Word for word, set down the records and skip each picture.

#### [Recorded data]
■ ■ ■

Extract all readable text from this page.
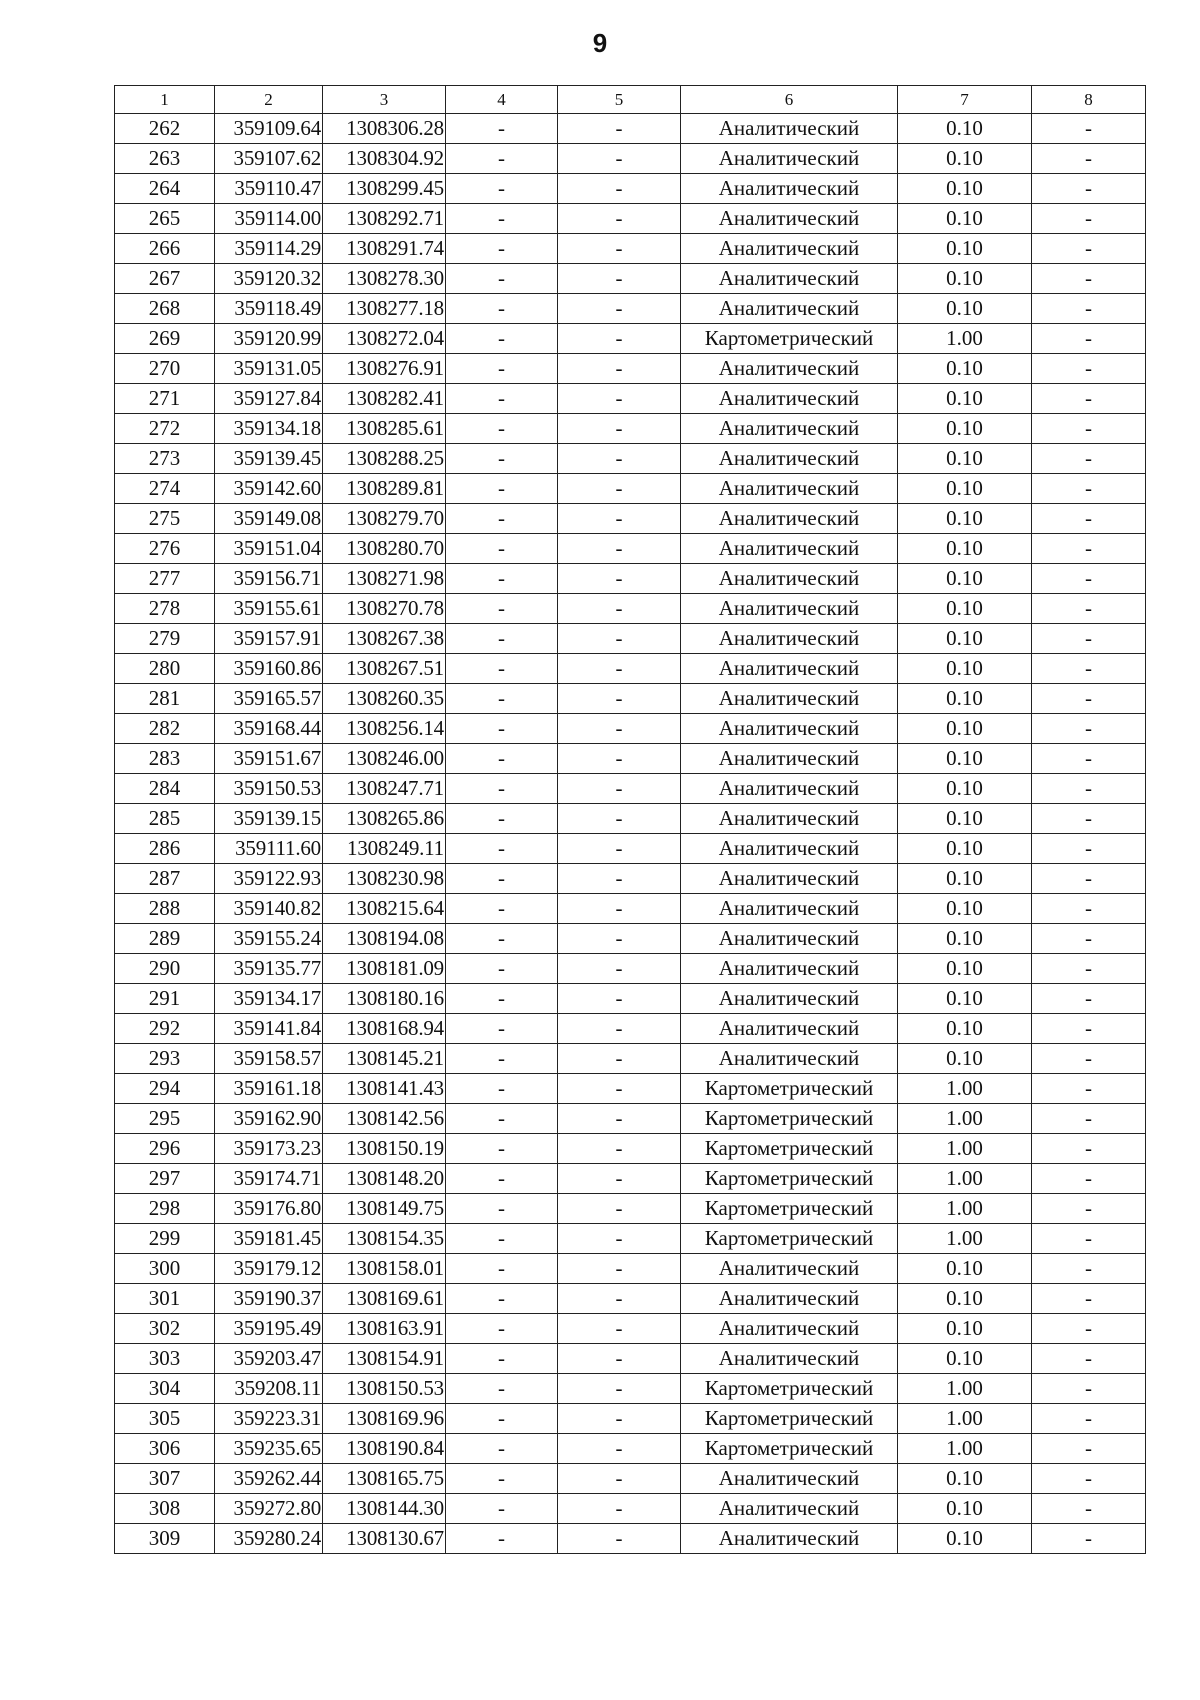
9
1	2	3	4	5	6	7	8
262	359109.64	1308306.28	-	-	Аналитический	0.10	-
263	359107.62	1308304.92	-	-	Аналитический	0.10	-
264	359110.47	1308299.45	-	-	Аналитический	0.10	-
265	359114.00	1308292.71	-	-	Аналитический	0.10	-
266	359114.29	1308291.74	-	-	Аналитический	0.10	-
267	359120.32	1308278.30	-	-	Аналитический	0.10	-
268	359118.49	1308277.18	-	-	Аналитический	0.10	-
269	359120.99	1308272.04	-	-	Картометрический	1.00	-
270	359131.05	1308276.91	-	-	Аналитический	0.10	-
271	359127.84	1308282.41	-	-	Аналитический	0.10	-
272	359134.18	1308285.61	-	-	Аналитический	0.10	-
273	359139.45	1308288.25	-	-	Аналитический	0.10	-
274	359142.60	1308289.81	-	-	Аналитический	0.10	-
275	359149.08	1308279.70	-	-	Аналитический	0.10	-
276	359151.04	1308280.70	-	-	Аналитический	0.10	-
277	359156.71	1308271.98	-	-	Аналитический	0.10	-
278	359155.61	1308270.78	-	-	Аналитический	0.10	-
279	359157.91	1308267.38	-	-	Аналитический	0.10	-
280	359160.86	1308267.51	-	-	Аналитический	0.10	-
281	359165.57	1308260.35	-	-	Аналитический	0.10	-
282	359168.44	1308256.14	-	-	Аналитический	0.10	-
283	359151.67	1308246.00	-	-	Аналитический	0.10	-
284	359150.53	1308247.71	-	-	Аналитический	0.10	-
285	359139.15	1308265.86	-	-	Аналитический	0.10	-
286	359111.60	1308249.11	-	-	Аналитический	0.10	-
287	359122.93	1308230.98	-	-	Аналитический	0.10	-
288	359140.82	1308215.64	-	-	Аналитический	0.10	-
289	359155.24	1308194.08	-	-	Аналитический	0.10	-
290	359135.77	1308181.09	-	-	Аналитический	0.10	-
291	359134.17	1308180.16	-	-	Аналитический	0.10	-
292	359141.84	1308168.94	-	-	Аналитический	0.10	-
293	359158.57	1308145.21	-	-	Аналитический	0.10	-
294	359161.18	1308141.43	-	-	Картометрический	1.00	-
295	359162.90	1308142.56	-	-	Картометрический	1.00	-
296	359173.23	1308150.19	-	-	Картометрический	1.00	-
297	359174.71	1308148.20	-	-	Картометрический	1.00	-
298	359176.80	1308149.75	-	-	Картометрический	1.00	-
299	359181.45	1308154.35	-	-	Картометрический	1.00	-
300	359179.12	1308158.01	-	-	Аналитический	0.10	-
301	359190.37	1308169.61	-	-	Аналитический	0.10	-
302	359195.49	1308163.91	-	-	Аналитический	0.10	-
303	359203.47	1308154.91	-	-	Аналитический	0.10	-
304	359208.11	1308150.53	-	-	Картометрический	1.00	-
305	359223.31	1308169.96	-	-	Картометрический	1.00	-
306	359235.65	1308190.84	-	-	Картометрический	1.00	-
307	359262.44	1308165.75	-	-	Аналитический	0.10	-
308	359272.80	1308144.30	-	-	Аналитический	0.10	-
309	359280.24	1308130.67	-	-	Аналитический	0.10	-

■ ■ ■

#### [THE RESPONSE]
Extract all readable text from this page.
9
1	2	3	4	5	6	7	8
262	359109.64	1308306.28	-	-	Аналитический	0.10	-
263	359107.62	1308304.92	-	-	Аналитический	0.10	-
264	359110.47	1308299.45	-	-	Аналитический	0.10	-
265	359114.00	1308292.71	-	-	Аналитический	0.10	-
266	359114.29	1308291.74	-	-	Аналитический	0.10	-
267	359120.32	1308278.30	-	-	Аналитический	0.10	-
268	359118.49	1308277.18	-	-	Аналитический	0.10	-
269	359120.99	1308272.04	-	-	Картометрический	1.00	-
270	359131.05	1308276.91	-	-	Аналитический	0.10	-
271	359127.84	1308282.41	-	-	Аналитический	0.10	-
272	359134.18	1308285.61	-	-	Аналитический	0.10	-
273	359139.45	1308288.25	-	-	Аналитический	0.10	-
274	359142.60	1308289.81	-	-	Аналитический	0.10	-
275	359149.08	1308279.70	-	-	Аналитический	0.10	-
276	359151.04	1308280.70	-	-	Аналитический	0.10	-
277	359156.71	1308271.98	-	-	Аналитический	0.10	-
278	359155.61	1308270.78	-	-	Аналитический	0.10	-
279	359157.91	1308267.38	-	-	Аналитический	0.10	-
280	359160.86	1308267.51	-	-	Аналитический	0.10	-
281	359165.57	1308260.35	-	-	Аналитический	0.10	-
282	359168.44	1308256.14	-	-	Аналитический	0.10	-
283	359151.67	1308246.00	-	-	Аналитический	0.10	-
284	359150.53	1308247.71	-	-	Аналитический	0.10	-
285	359139.15	1308265.86	-	-	Аналитический	0.10	-
286	359111.60	1308249.11	-	-	Аналитический	0.10	-
287	359122.93	1308230.98	-	-	Аналитический	0.10	-
288	359140.82	1308215.64	-	-	Аналитический	0.10	-
289	359155.24	1308194.08	-	-	Аналитический	0.10	-
290	359135.77	1308181.09	-	-	Аналитический	0.10	-
291	359134.17	1308180.16	-	-	Аналитический	0.10	-
292	359141.84	1308168.94	-	-	Аналитический	0.10	-
293	359158.57	1308145.21	-	-	Аналитический	0.10	-
294	359161.18	1308141.43	-	-	Картометрический	1.00	-
295	359162.90	1308142.56	-	-	Картометрический	1.00	-
296	359173.23	1308150.19	-	-	Картометрический	1.00	-
297	359174.71	1308148.20	-	-	Картометрический	1.00	-
298	359176.80	1308149.75	-	-	Картометрический	1.00	-
299	359181.45	1308154.35	-	-	Картометрический	1.00	-
300	359179.12	1308158.01	-	-	Аналитический	0.10	-
301	359190.37	1308169.61	-	-	Аналитический	0.10	-
302	359195.49	1308163.91	-	-	Аналитический	0.10	-
303	359203.47	1308154.91	-	-	Аналитический	0.10	-
304	359208.11	1308150.53	-	-	Картометрический	1.00	-
305	359223.31	1308169.96	-	-	Картометрический	1.00	-
306	359235.65	1308190.84	-	-	Картометрический	1.00	-
307	359262.44	1308165.75	-	-	Аналитический	0.10	-
308	359272.80	1308144.30	-	-	Аналитический	0.10	-
309	359280.24	1308130.67	-	-	Аналитический	0.10	-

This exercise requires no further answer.